- [PROBLEM DETAILS]: Write out the full listing exactly as given, minus the images.

- [EXERCISE MATERIAL]:
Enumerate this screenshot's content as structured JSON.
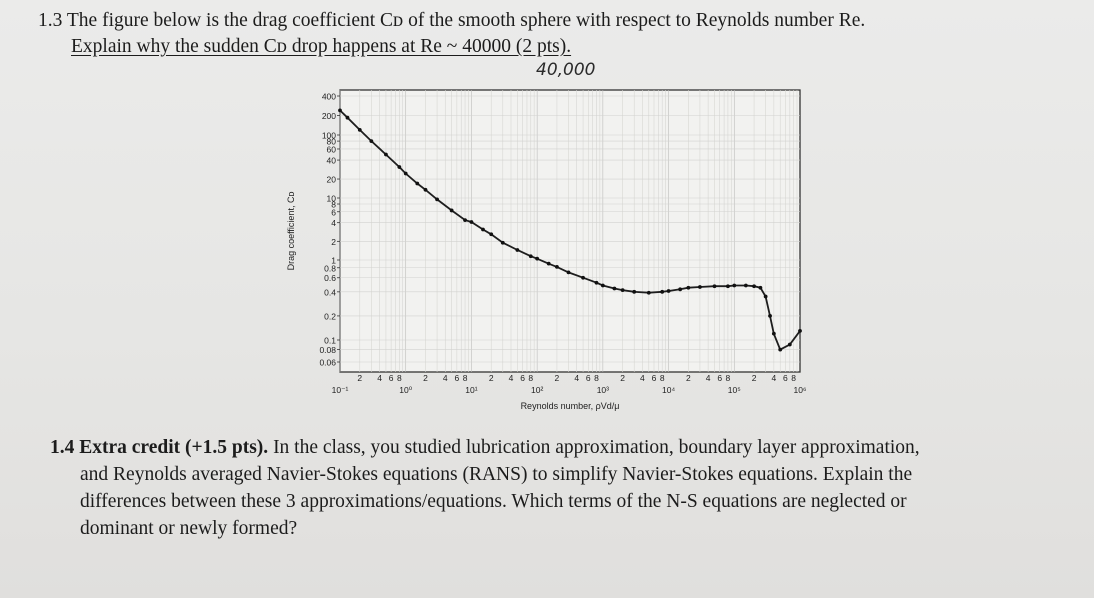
{
  "q13": {
    "line1": "1.3 The figure below is the drag coefficient Cᴅ of the smooth sphere with respect to Reynolds number Re.",
    "line2": "Explain why the sudden Cᴅ drop happens at Re ~ 40000 (2 pts).",
    "handwritten_note": "40,000"
  },
  "q14": {
    "line1": "1.4 Extra credit (+1.5 pts). In the class, you studied lubrication approximation, boundary layer approximation,",
    "line2": "and Reynolds averaged Navier-Stokes equations (RANS) to simplify Navier-Stokes equations. Explain the",
    "line3": "differences between these 3 approximations/equations. Which terms of the N-S equations are neglected or",
    "line4": "dominant or newly formed?"
  },
  "chart_data": {
    "type": "scatter",
    "xlabel": "Reynolds number, ρVd/μ",
    "ylabel": "Drag coefficient, Cᴅ",
    "x_scale": "log",
    "y_scale": "log",
    "xlim": [
      0.1,
      1000000
    ],
    "x_decade_labels": [
      "10⁻¹",
      "10⁰",
      "10¹",
      "10²",
      "10³",
      "10⁴",
      "10⁵",
      "10⁶"
    ],
    "x_minor_labels": [
      "2",
      "4",
      "6",
      "8"
    ],
    "y_tick_labels": [
      "400",
      "200",
      "100",
      "80",
      "60",
      "40",
      "20",
      "10",
      "8",
      "6",
      "4",
      "2",
      "1",
      "0.8",
      "0.6",
      "0.4",
      "0.2",
      "0.1",
      "0.08",
      "0.06"
    ],
    "grid": true,
    "series": [
      {
        "x": [
          0.1,
          0.13,
          0.2,
          0.3,
          0.5,
          0.8,
          1,
          1.5,
          2,
          3,
          5,
          8,
          10,
          15,
          20,
          30,
          50,
          80,
          100,
          150,
          200,
          300,
          500,
          800,
          1000,
          1500,
          2000,
          3000,
          5000,
          8000,
          10000,
          15000,
          20000,
          30000,
          50000,
          80000,
          100000,
          150000,
          200000,
          250000,
          300000,
          350000,
          400000,
          500000,
          700000,
          1000000
        ],
        "y": [
          240,
          185,
          120,
          80,
          49,
          31,
          24.5,
          17,
          13.5,
          9.5,
          6.3,
          4.4,
          4.1,
          3.1,
          2.6,
          1.9,
          1.45,
          1.15,
          1.05,
          0.9,
          0.82,
          0.7,
          0.6,
          0.52,
          0.48,
          0.44,
          0.42,
          0.4,
          0.39,
          0.4,
          0.41,
          0.43,
          0.45,
          0.46,
          0.47,
          0.47,
          0.48,
          0.48,
          0.47,
          0.45,
          0.35,
          0.2,
          0.12,
          0.08,
          0.09,
          0.13
        ]
      }
    ]
  }
}
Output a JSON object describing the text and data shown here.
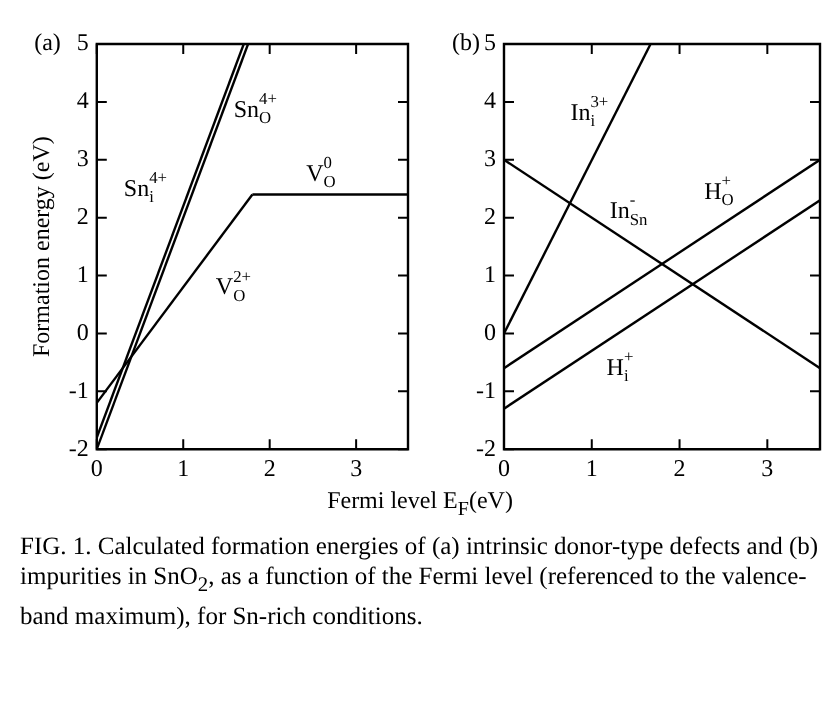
{
  "chart_data": [
    {
      "type": "line",
      "title": "(a)",
      "ylabel": "Formation energy (eV)",
      "xlabel": "Fermi level E$_{F}$(eV)",
      "xlim": [
        0,
        3.6
      ],
      "ylim": [
        -2,
        5
      ],
      "xticks": [
        0,
        1,
        2,
        3
      ],
      "yticks": [
        -2,
        -1,
        0,
        1,
        2,
        3,
        4,
        5
      ],
      "grid": false,
      "marker": "none",
      "series": [
        {
          "name": "Sn$_{i}$$^{4+}$",
          "color": "#000000",
          "x": [
            0,
            1.7
          ],
          "values": [
            -1.8,
            5
          ]
        },
        {
          "name": "Sn$_{O}$$^{4+}$",
          "color": "#000000",
          "x": [
            0,
            1.75
          ],
          "values": [
            -2,
            5
          ]
        },
        {
          "name": "V$_{O}$$^{2+}$",
          "color": "#000000",
          "x": [
            0,
            1.8
          ],
          "values": [
            -1.2,
            2.4
          ]
        },
        {
          "name": "V$_{O}$$^{0}$",
          "color": "#000000",
          "x": [
            1.8,
            3.6
          ],
          "values": [
            2.4,
            2.4
          ]
        }
      ]
    },
    {
      "type": "line",
      "title": "(b)",
      "xlim": [
        0,
        3.6
      ],
      "ylim": [
        -2,
        5
      ],
      "xticks": [
        0,
        1,
        2,
        3
      ],
      "yticks": [
        -2,
        -1,
        0,
        1,
        2,
        3,
        4,
        5
      ],
      "grid": false,
      "marker": "none",
      "series": [
        {
          "name": "In$_{i}$$^{3+}$",
          "color": "#000000",
          "x": [
            0,
            1.67
          ],
          "values": [
            0,
            5
          ]
        },
        {
          "name": "In$_{Sn}$$^{-}$",
          "color": "#000000",
          "x": [
            0,
            3.6
          ],
          "values": [
            3,
            -0.6
          ]
        },
        {
          "name": "H$_{O}$$^{+}$",
          "color": "#000000",
          "x": [
            0,
            3.6
          ],
          "values": [
            -0.6,
            3
          ]
        },
        {
          "name": "H$_{i}$$^{+}$",
          "color": "#000000",
          "x": [
            0,
            3.6
          ],
          "values": [
            -1.3,
            2.3
          ]
        }
      ],
      "annotations": [
        "FIG. 1.  Calculated formation energies of (a) intrinsic donor-type defects and (b) impurities in SnO$_{2}$, as a function of the Fermi level (referenced to the valence-band maximum), for Sn-rich conditions."
      ]
    }
  ]
}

- [EXERCISE ANSWER]:
Enumerate this screenshot's content as structured JSON.
{
  "q13": {
    "line1": "1.3 The figure below is the drag coefficient Cᴅ of the smooth sphere with respect to Reynolds number Re.",
    "line2": "Explain why the sudden Cᴅ drop happens at Re ~ 40000 (2 pts).",
    "handwritten_note": "40,000"
  },
  "q14": {
    "line1": "1.4 Extra credit (+1.5 pts). In the class, you studied lubrication approximation, boundary layer approximation,",
    "line2": "and Reynolds averaged Navier-Stokes equations (RANS) to simplify Navier-Stokes equations. Explain the",
    "line3": "differences between these 3 approximations/equations. Which terms of the N-S equations are neglected or",
    "line4": "dominant or newly formed?"
  },
  "chart_data": {
    "type": "scatter",
    "xlabel": "Reynolds number, ρVd/μ",
    "ylabel": "Drag coefficient, Cᴅ",
    "x_scale": "log",
    "y_scale": "log",
    "xlim": [
      0.1,
      1000000
    ],
    "x_decade_labels": [
      "10⁻¹",
      "10⁰",
      "10¹",
      "10²",
      "10³",
      "10⁴",
      "10⁵",
      "10⁶"
    ],
    "x_minor_labels": [
      "2",
      "4",
      "6",
      "8"
    ],
    "y_tick_labels": [
      "400",
      "200",
      "100",
      "80",
      "60",
      "40",
      "20",
      "10",
      "8",
      "6",
      "4",
      "2",
      "1",
      "0.8",
      "0.6",
      "0.4",
      "0.2",
      "0.1",
      "0.08",
      "0.06"
    ],
    "grid": true,
    "series": [
      {
        "x": [
          0.1,
          0.13,
          0.2,
          0.3,
          0.5,
          0.8,
          1,
          1.5,
          2,
          3,
          5,
          8,
          10,
          15,
          20,
          30,
          50,
          80,
          100,
          150,
          200,
          300,
          500,
          800,
          1000,
          1500,
          2000,
          3000,
          5000,
          8000,
          10000,
          15000,
          20000,
          30000,
          50000,
          80000,
          100000,
          150000,
          200000,
          250000,
          300000,
          350000,
          400000,
          500000,
          700000,
          1000000
        ],
        "y": [
          240,
          185,
          120,
          80,
          49,
          31,
          24.5,
          17,
          13.5,
          9.5,
          6.3,
          4.4,
          4.1,
          3.1,
          2.6,
          1.9,
          1.45,
          1.15,
          1.05,
          0.9,
          0.82,
          0.7,
          0.6,
          0.52,
          0.48,
          0.44,
          0.42,
          0.4,
          0.39,
          0.4,
          0.41,
          0.43,
          0.45,
          0.46,
          0.47,
          0.47,
          0.48,
          0.48,
          0.47,
          0.45,
          0.35,
          0.2,
          0.12,
          0.08,
          0.09,
          0.13
        ]
      }
    ]
  }
}
Output a JSON object describing the text and data shown here.
{
  "chart_data": [
    {
      "type": "line",
      "title": "(a)",
      "ylabel": "Formation energy (eV)",
      "xlabel": "Fermi level E$_{F}$(eV)",
      "xlim": [
        0,
        3.6
      ],
      "ylim": [
        -2,
        5
      ],
      "xticks": [
        0,
        1,
        2,
        3
      ],
      "yticks": [
        -2,
        -1,
        0,
        1,
        2,
        3,
        4,
        5
      ],
      "grid": false,
      "marker": "none",
      "series": [
        {
          "name": "Sn$_{i}$$^{4+}$",
          "color": "#000000",
          "x": [
            0,
            1.7
          ],
          "values": [
            -1.8,
            5
          ]
        },
        {
          "name": "Sn$_{O}$$^{4+}$",
          "color": "#000000",
          "x": [
            0,
            1.75
          ],
          "values": [
            -2,
            5
          ]
        },
        {
          "name": "V$_{O}$$^{2+}$",
          "color": "#000000",
          "x": [
            0,
            1.8
          ],
          "values": [
            -1.2,
            2.4
          ]
        },
        {
          "name": "V$_{O}$$^{0}$",
          "color": "#000000",
          "x": [
            1.8,
            3.6
          ],
          "values": [
            2.4,
            2.4
          ]
        }
      ]
    },
    {
      "type": "line",
      "title": "(b)",
      "xlim": [
        0,
        3.6
      ],
      "ylim": [
        -2,
        5
      ],
      "xticks": [
        0,
        1,
        2,
        3
      ],
      "yticks": [
        -2,
        -1,
        0,
        1,
        2,
        3,
        4,
        5
      ],
      "grid": false,
      "marker": "none",
      "series": [
        {
          "name": "In$_{i}$$^{3+}$",
          "color": "#000000",
          "x": [
            0,
            1.67
          ],
          "values": [
            0,
            5
          ]
        },
        {
          "name": "In$_{Sn}$$^{-}$",
          "color": "#000000",
          "x": [
            0,
            3.6
          ],
          "values": [
            3,
            -0.6
          ]
        },
        {
          "name": "H$_{O}$$^{+}$",
          "color": "#000000",
          "x": [
            0,
            3.6
          ],
          "values": [
            -0.6,
            3
          ]
        },
        {
          "name": "H$_{i}$$^{+}$",
          "color": "#000000",
          "x": [
            0,
            3.6
          ],
          "values": [
            -1.3,
            2.3
          ]
        }
      ],
      "annotations": [
        "FIG. 1.  Calculated formation energies of (a) intrinsic donor-type defects and (b) impurities in SnO$_{2}$, as a function of the Fermi level (referenced to the valence-band maximum), for Sn-rich conditions."
      ]
    }
  ]
}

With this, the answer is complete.